**WHAT THE TASK ASKS**: Pull every line with the word "options" out of the entries below.
-- Start of SOURCE MATERIAL --
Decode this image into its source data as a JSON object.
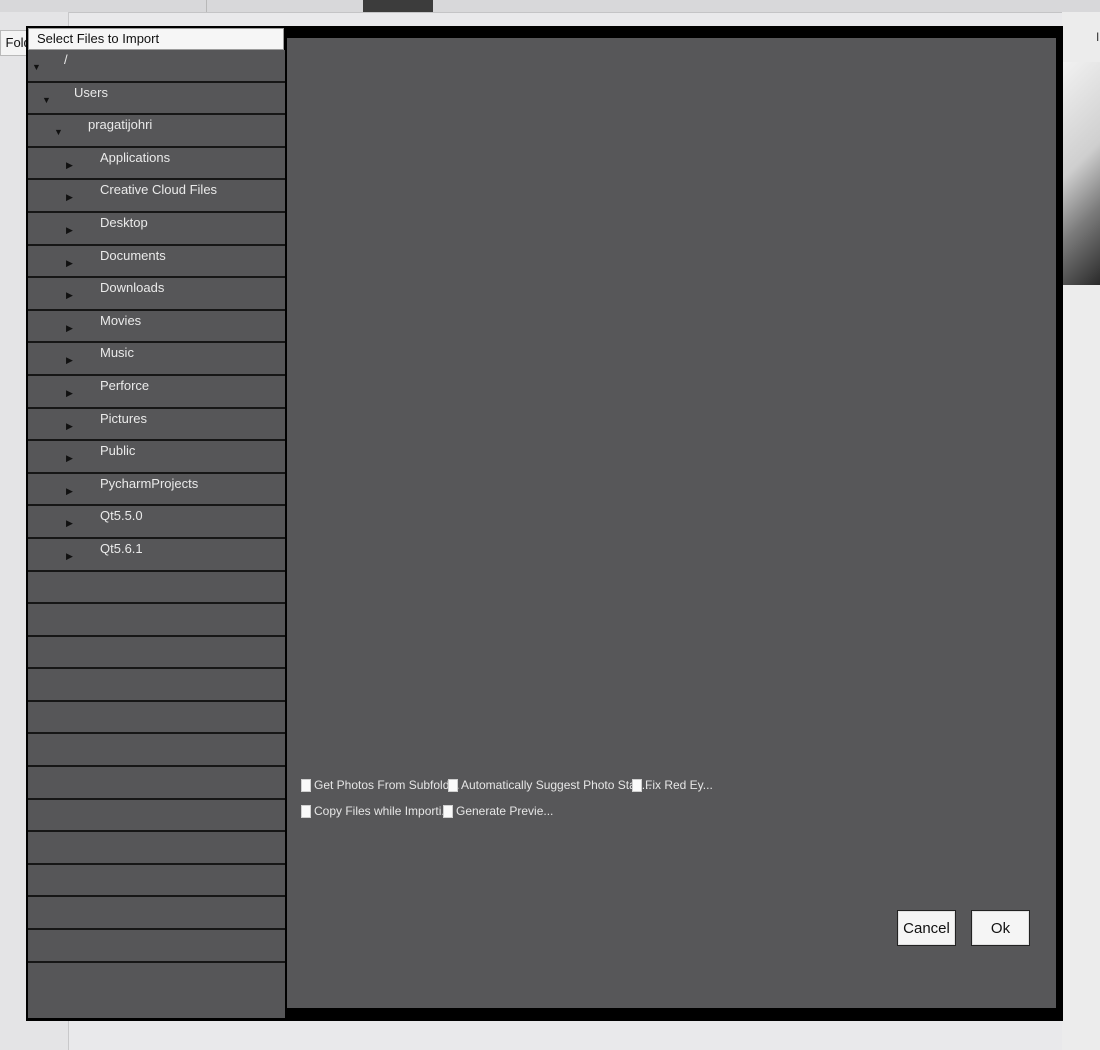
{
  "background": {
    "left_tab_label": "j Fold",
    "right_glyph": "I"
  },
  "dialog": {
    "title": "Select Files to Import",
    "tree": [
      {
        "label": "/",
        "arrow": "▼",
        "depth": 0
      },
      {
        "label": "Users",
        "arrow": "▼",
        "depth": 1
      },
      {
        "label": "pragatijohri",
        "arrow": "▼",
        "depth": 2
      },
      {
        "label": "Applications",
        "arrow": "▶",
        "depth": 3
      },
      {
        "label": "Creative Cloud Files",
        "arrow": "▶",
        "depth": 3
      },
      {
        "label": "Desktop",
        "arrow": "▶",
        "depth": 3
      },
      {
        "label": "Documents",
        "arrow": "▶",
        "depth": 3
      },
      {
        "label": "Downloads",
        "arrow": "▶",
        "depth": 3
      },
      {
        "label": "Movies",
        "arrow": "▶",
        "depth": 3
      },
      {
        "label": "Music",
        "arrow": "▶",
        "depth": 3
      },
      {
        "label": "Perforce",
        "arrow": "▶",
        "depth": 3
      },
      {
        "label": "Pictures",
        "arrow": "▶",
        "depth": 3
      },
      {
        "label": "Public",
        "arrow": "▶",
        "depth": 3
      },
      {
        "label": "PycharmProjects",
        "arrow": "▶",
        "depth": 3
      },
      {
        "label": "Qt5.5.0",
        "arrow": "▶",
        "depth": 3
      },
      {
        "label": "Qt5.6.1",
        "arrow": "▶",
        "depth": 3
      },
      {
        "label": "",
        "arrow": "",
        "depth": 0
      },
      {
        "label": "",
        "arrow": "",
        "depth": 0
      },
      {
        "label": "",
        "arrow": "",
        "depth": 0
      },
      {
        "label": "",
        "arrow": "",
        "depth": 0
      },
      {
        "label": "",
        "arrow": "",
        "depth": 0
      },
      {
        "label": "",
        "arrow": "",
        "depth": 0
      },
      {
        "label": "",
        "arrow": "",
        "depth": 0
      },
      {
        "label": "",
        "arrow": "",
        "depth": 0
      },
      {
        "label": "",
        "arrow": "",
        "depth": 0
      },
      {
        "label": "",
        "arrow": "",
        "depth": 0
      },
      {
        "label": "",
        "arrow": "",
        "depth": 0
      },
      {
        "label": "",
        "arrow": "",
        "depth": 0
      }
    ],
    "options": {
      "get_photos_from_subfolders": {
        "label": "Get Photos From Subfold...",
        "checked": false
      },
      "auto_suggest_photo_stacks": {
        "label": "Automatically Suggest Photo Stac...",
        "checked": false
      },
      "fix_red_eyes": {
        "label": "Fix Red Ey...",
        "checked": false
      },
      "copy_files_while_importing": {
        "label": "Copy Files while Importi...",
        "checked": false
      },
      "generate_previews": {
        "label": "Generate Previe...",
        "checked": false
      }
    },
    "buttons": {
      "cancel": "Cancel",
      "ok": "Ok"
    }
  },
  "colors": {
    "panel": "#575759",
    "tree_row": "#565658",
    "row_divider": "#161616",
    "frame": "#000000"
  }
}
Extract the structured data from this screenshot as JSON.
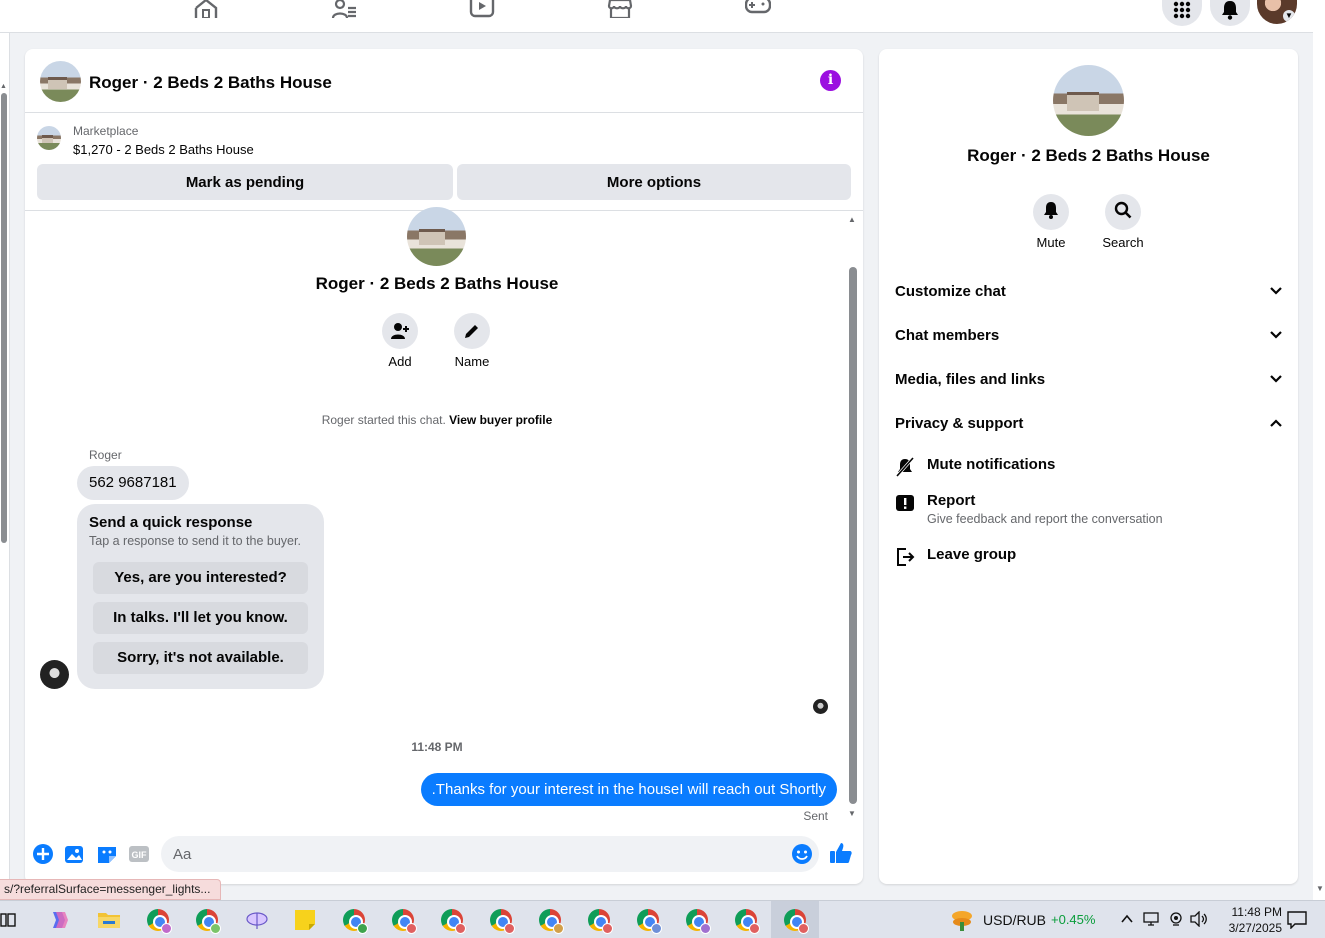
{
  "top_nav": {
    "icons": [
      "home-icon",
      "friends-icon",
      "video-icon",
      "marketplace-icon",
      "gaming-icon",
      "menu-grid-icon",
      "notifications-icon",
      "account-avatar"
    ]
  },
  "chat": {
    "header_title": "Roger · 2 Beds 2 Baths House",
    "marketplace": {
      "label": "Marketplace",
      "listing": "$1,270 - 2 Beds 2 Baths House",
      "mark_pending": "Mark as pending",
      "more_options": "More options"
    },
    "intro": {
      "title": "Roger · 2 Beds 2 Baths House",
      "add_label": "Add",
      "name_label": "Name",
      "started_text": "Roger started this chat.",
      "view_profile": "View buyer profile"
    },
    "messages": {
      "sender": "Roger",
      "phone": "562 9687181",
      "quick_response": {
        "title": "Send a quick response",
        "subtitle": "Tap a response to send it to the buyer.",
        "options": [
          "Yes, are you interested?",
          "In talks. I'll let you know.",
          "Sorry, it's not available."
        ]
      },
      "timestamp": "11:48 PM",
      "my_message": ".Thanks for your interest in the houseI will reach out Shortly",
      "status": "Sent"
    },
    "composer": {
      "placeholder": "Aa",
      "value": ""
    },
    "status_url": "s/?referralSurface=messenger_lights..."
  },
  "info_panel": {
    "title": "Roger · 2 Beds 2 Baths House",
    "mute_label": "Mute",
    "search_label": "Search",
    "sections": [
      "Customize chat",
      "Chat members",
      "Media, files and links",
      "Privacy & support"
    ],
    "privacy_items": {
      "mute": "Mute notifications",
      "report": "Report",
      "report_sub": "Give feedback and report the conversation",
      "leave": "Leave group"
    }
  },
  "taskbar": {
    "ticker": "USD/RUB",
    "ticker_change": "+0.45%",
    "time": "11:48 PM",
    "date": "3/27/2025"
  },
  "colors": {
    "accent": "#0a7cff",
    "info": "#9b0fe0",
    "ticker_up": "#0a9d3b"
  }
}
-- End of SOURCE MATERIAL --
**ANSWER BELOW**:
    "options": {
      "more_options": "More options"
        "options": [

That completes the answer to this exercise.